SUPPLIED MATERIAL:
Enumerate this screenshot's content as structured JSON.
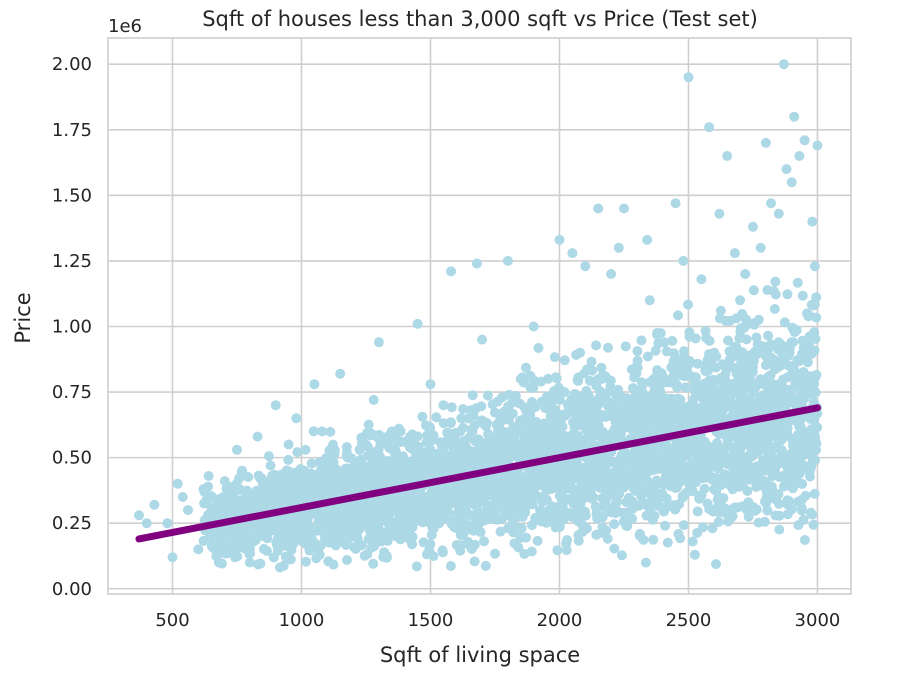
{
  "chart_data": {
    "type": "scatter",
    "title": "Sqft of houses less than 3,000 sqft vs Price (Test set)",
    "xlabel": "Sqft of living space",
    "ylabel": "Price",
    "y_offset_label": "1e6",
    "xlim": [
      250,
      3130
    ],
    "ylim": [
      -0.02,
      2.1
    ],
    "xticks": [
      500,
      1000,
      1500,
      2000,
      2500,
      3000
    ],
    "xtick_labels": [
      "500",
      "1000",
      "1500",
      "2000",
      "2500",
      "3000"
    ],
    "yticks": [
      0,
      0.25,
      0.5,
      0.75,
      1.0,
      1.25,
      1.5,
      1.75,
      2.0
    ],
    "ytick_labels": [
      "0.00",
      "0.25",
      "0.50",
      "0.75",
      "1.00",
      "1.25",
      "1.50",
      "1.75",
      "2.00"
    ],
    "grid": true,
    "colors": {
      "points": "#add8e6",
      "line": "#800080",
      "grid": "#cfcfcf",
      "text": "#262626"
    },
    "series": [
      {
        "kind": "scatter",
        "color": "#add8e6",
        "x": [
          370,
          400,
          430,
          480,
          500,
          520,
          540,
          560,
          600,
          620,
          640,
          650,
          680,
          700,
          720,
          750,
          770,
          800,
          830,
          850,
          880,
          900,
          920,
          950,
          980,
          1000,
          1020,
          1050,
          1080,
          1100,
          1150,
          1180,
          1200,
          1250,
          1280,
          1300,
          1350,
          1400,
          1450,
          1500,
          1550,
          1580,
          1600,
          1620,
          1680,
          1700,
          1750,
          1800,
          1850,
          1900,
          1950,
          2000,
          2020,
          2050,
          2080,
          2100,
          2150,
          2200,
          2230,
          2250,
          2300,
          2340,
          2350,
          2400,
          2450,
          2480,
          2500,
          2520,
          2550,
          2580,
          2600,
          2620,
          2650,
          2680,
          2700,
          2720,
          2750,
          2780,
          2800,
          2820,
          2850,
          2870,
          2880,
          2900,
          2910,
          2930,
          2950,
          2980,
          3000,
          2990
        ],
        "y": [
          0.28,
          0.25,
          0.32,
          0.25,
          0.12,
          0.4,
          0.35,
          0.3,
          0.15,
          0.38,
          0.43,
          0.2,
          0.1,
          0.35,
          0.3,
          0.53,
          0.45,
          0.1,
          0.58,
          0.4,
          0.47,
          0.7,
          0.25,
          0.55,
          0.65,
          0.42,
          0.35,
          0.78,
          0.6,
          0.45,
          0.82,
          0.5,
          0.38,
          0.55,
          0.72,
          0.94,
          0.6,
          0.45,
          1.01,
          0.78,
          0.7,
          1.21,
          0.5,
          0.65,
          1.24,
          0.95,
          0.55,
          1.25,
          0.8,
          1.0,
          0.6,
          1.33,
          0.75,
          1.28,
          0.9,
          1.23,
          1.45,
          1.2,
          1.3,
          1.45,
          0.85,
          1.33,
          1.1,
          0.65,
          1.47,
          1.25,
          1.95,
          0.7,
          1.18,
          1.76,
          0.9,
          1.43,
          1.65,
          1.28,
          1.1,
          1.2,
          1.38,
          1.3,
          1.7,
          1.47,
          1.43,
          2.0,
          1.6,
          1.55,
          1.8,
          1.65,
          1.71,
          1.4,
          1.69,
          1.23
        ]
      },
      {
        "kind": "line",
        "color": "#800080",
        "x": [
          370,
          3000
        ],
        "y": [
          0.19,
          0.69
        ]
      }
    ]
  }
}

WHAT IS ASKED: Transcribe the whole listing, character for character, but not its images.

RESPONSE:
Enumerate this screenshot's content as structured JSON.
{
  "chart_data": {
    "type": "scatter",
    "title": "Sqft of houses less than 3,000 sqft vs Price (Test set)",
    "xlabel": "Sqft of living space",
    "ylabel": "Price",
    "y_offset_label": "1e6",
    "xlim": [
      250,
      3130
    ],
    "ylim": [
      -0.02,
      2.1
    ],
    "xticks": [
      500,
      1000,
      1500,
      2000,
      2500,
      3000
    ],
    "xtick_labels": [
      "500",
      "1000",
      "1500",
      "2000",
      "2500",
      "3000"
    ],
    "yticks": [
      0,
      0.25,
      0.5,
      0.75,
      1.0,
      1.25,
      1.5,
      1.75,
      2.0
    ],
    "ytick_labels": [
      "0.00",
      "0.25",
      "0.50",
      "0.75",
      "1.00",
      "1.25",
      "1.50",
      "1.75",
      "2.00"
    ],
    "grid": true,
    "colors": {
      "points": "#add8e6",
      "line": "#800080",
      "grid": "#cfcfcf",
      "text": "#262626"
    },
    "series": [
      {
        "kind": "scatter",
        "color": "#add8e6",
        "x": [
          370,
          400,
          430,
          480,
          500,
          520,
          540,
          560,
          600,
          620,
          640,
          650,
          680,
          700,
          720,
          750,
          770,
          800,
          830,
          850,
          880,
          900,
          920,
          950,
          980,
          1000,
          1020,
          1050,
          1080,
          1100,
          1150,
          1180,
          1200,
          1250,
          1280,
          1300,
          1350,
          1400,
          1450,
          1500,
          1550,
          1580,
          1600,
          1620,
          1680,
          1700,
          1750,
          1800,
          1850,
          1900,
          1950,
          2000,
          2020,
          2050,
          2080,
          2100,
          2150,
          2200,
          2230,
          2250,
          2300,
          2340,
          2350,
          2400,
          2450,
          2480,
          2500,
          2520,
          2550,
          2580,
          2600,
          2620,
          2650,
          2680,
          2700,
          2720,
          2750,
          2780,
          2800,
          2820,
          2850,
          2870,
          2880,
          2900,
          2910,
          2930,
          2950,
          2980,
          3000,
          2990
        ],
        "y": [
          0.28,
          0.25,
          0.32,
          0.25,
          0.12,
          0.4,
          0.35,
          0.3,
          0.15,
          0.38,
          0.43,
          0.2,
          0.1,
          0.35,
          0.3,
          0.53,
          0.45,
          0.1,
          0.58,
          0.4,
          0.47,
          0.7,
          0.25,
          0.55,
          0.65,
          0.42,
          0.35,
          0.78,
          0.6,
          0.45,
          0.82,
          0.5,
          0.38,
          0.55,
          0.72,
          0.94,
          0.6,
          0.45,
          1.01,
          0.78,
          0.7,
          1.21,
          0.5,
          0.65,
          1.24,
          0.95,
          0.55,
          1.25,
          0.8,
          1.0,
          0.6,
          1.33,
          0.75,
          1.28,
          0.9,
          1.23,
          1.45,
          1.2,
          1.3,
          1.45,
          0.85,
          1.33,
          1.1,
          0.65,
          1.47,
          1.25,
          1.95,
          0.7,
          1.18,
          1.76,
          0.9,
          1.43,
          1.65,
          1.28,
          1.1,
          1.2,
          1.38,
          1.3,
          1.7,
          1.47,
          1.43,
          2.0,
          1.6,
          1.55,
          1.8,
          1.65,
          1.71,
          1.4,
          1.69,
          1.23
        ]
      },
      {
        "kind": "line",
        "color": "#800080",
        "x": [
          370,
          3000
        ],
        "y": [
          0.19,
          0.69
        ]
      }
    ]
  }
}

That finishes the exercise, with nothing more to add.